## [WHAT IS BEING ASKED]
All records are to be retyped faithfully and completely.

[Collection entries]
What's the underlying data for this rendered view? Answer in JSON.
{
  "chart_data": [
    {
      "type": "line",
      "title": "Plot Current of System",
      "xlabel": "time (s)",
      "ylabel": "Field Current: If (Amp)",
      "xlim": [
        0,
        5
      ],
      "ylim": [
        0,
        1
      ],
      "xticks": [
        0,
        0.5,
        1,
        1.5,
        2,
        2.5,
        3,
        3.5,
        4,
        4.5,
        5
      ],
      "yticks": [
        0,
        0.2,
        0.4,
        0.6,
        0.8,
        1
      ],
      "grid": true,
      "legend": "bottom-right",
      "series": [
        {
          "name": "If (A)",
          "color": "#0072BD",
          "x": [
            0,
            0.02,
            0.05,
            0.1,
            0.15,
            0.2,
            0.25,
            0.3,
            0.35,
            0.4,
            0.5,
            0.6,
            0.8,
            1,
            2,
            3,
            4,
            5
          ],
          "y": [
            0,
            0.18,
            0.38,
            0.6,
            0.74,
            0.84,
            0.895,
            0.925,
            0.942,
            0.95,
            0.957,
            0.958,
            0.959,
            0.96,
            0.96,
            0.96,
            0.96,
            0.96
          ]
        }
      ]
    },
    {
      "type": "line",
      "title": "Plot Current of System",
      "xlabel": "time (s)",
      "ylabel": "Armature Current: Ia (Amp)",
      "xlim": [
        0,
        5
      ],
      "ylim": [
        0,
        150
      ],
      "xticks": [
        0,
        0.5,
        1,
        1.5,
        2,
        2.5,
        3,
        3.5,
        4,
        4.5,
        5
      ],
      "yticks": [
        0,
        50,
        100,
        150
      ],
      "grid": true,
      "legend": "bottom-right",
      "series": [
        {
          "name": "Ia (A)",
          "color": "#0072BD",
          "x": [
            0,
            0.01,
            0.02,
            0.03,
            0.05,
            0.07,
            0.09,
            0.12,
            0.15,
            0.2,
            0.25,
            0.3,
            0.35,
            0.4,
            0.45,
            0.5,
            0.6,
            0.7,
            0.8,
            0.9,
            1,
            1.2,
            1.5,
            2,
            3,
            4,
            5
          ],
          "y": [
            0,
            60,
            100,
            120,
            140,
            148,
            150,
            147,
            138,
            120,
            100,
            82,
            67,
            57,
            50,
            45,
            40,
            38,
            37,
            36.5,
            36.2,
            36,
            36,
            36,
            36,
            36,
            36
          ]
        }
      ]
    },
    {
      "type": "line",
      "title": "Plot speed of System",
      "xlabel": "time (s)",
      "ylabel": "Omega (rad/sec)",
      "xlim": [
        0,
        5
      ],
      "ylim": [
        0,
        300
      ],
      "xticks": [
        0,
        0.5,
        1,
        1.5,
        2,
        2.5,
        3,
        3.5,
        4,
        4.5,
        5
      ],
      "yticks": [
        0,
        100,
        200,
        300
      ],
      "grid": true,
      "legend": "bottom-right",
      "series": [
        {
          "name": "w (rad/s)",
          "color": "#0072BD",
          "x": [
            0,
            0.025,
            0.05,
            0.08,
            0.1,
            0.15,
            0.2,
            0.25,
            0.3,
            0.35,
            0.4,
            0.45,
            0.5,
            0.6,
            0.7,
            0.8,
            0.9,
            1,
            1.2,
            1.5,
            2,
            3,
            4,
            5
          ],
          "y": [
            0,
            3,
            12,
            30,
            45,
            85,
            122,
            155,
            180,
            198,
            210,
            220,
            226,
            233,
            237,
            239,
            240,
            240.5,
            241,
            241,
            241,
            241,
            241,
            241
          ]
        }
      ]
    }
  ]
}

## [EXERCISE SOLUTION]
What's the underlying data for this rendered view? Answer in JSON.
{
  "chart_data": [
    {
      "type": "line",
      "title": "Plot Current of System",
      "xlabel": "time (s)",
      "ylabel": "Field Current: If (Amp)",
      "xlim": [
        0,
        5
      ],
      "ylim": [
        0,
        1
      ],
      "xticks": [
        0,
        0.5,
        1,
        1.5,
        2,
        2.5,
        3,
        3.5,
        4,
        4.5,
        5
      ],
      "yticks": [
        0,
        0.2,
        0.4,
        0.6,
        0.8,
        1
      ],
      "grid": true,
      "legend": "bottom-right",
      "series": [
        {
          "name": "If (A)",
          "color": "#0072BD",
          "x": [
            0,
            0.02,
            0.05,
            0.1,
            0.15,
            0.2,
            0.25,
            0.3,
            0.35,
            0.4,
            0.5,
            0.6,
            0.8,
            1,
            2,
            3,
            4,
            5
          ],
          "y": [
            0,
            0.18,
            0.38,
            0.6,
            0.74,
            0.84,
            0.895,
            0.925,
            0.942,
            0.95,
            0.957,
            0.958,
            0.959,
            0.96,
            0.96,
            0.96,
            0.96,
            0.96
          ]
        }
      ]
    },
    {
      "type": "line",
      "title": "Plot Current of System",
      "xlabel": "time (s)",
      "ylabel": "Armature Current: Ia (Amp)",
      "xlim": [
        0,
        5
      ],
      "ylim": [
        0,
        150
      ],
      "xticks": [
        0,
        0.5,
        1,
        1.5,
        2,
        2.5,
        3,
        3.5,
        4,
        4.5,
        5
      ],
      "yticks": [
        0,
        50,
        100,
        150
      ],
      "grid": true,
      "legend": "bottom-right",
      "series": [
        {
          "name": "Ia (A)",
          "color": "#0072BD",
          "x": [
            0,
            0.01,
            0.02,
            0.03,
            0.05,
            0.07,
            0.09,
            0.12,
            0.15,
            0.2,
            0.25,
            0.3,
            0.35,
            0.4,
            0.45,
            0.5,
            0.6,
            0.7,
            0.8,
            0.9,
            1,
            1.2,
            1.5,
            2,
            3,
            4,
            5
          ],
          "y": [
            0,
            60,
            100,
            120,
            140,
            148,
            150,
            147,
            138,
            120,
            100,
            82,
            67,
            57,
            50,
            45,
            40,
            38,
            37,
            36.5,
            36.2,
            36,
            36,
            36,
            36,
            36,
            36
          ]
        }
      ]
    },
    {
      "type": "line",
      "title": "Plot speed of System",
      "xlabel": "time (s)",
      "ylabel": "Omega (rad/sec)",
      "xlim": [
        0,
        5
      ],
      "ylim": [
        0,
        300
      ],
      "xticks": [
        0,
        0.5,
        1,
        1.5,
        2,
        2.5,
        3,
        3.5,
        4,
        4.5,
        5
      ],
      "yticks": [
        0,
        100,
        200,
        300
      ],
      "grid": true,
      "legend": "bottom-right",
      "series": [
        {
          "name": "w (rad/s)",
          "color": "#0072BD",
          "x": [
            0,
            0.025,
            0.05,
            0.08,
            0.1,
            0.15,
            0.2,
            0.25,
            0.3,
            0.35,
            0.4,
            0.45,
            0.5,
            0.6,
            0.7,
            0.8,
            0.9,
            1,
            1.2,
            1.5,
            2,
            3,
            4,
            5
          ],
          "y": [
            0,
            3,
            12,
            30,
            45,
            85,
            122,
            155,
            180,
            198,
            210,
            220,
            226,
            233,
            237,
            239,
            240,
            240.5,
            241,
            241,
            241,
            241,
            241,
            241
          ]
        }
      ]
    }
  ]
}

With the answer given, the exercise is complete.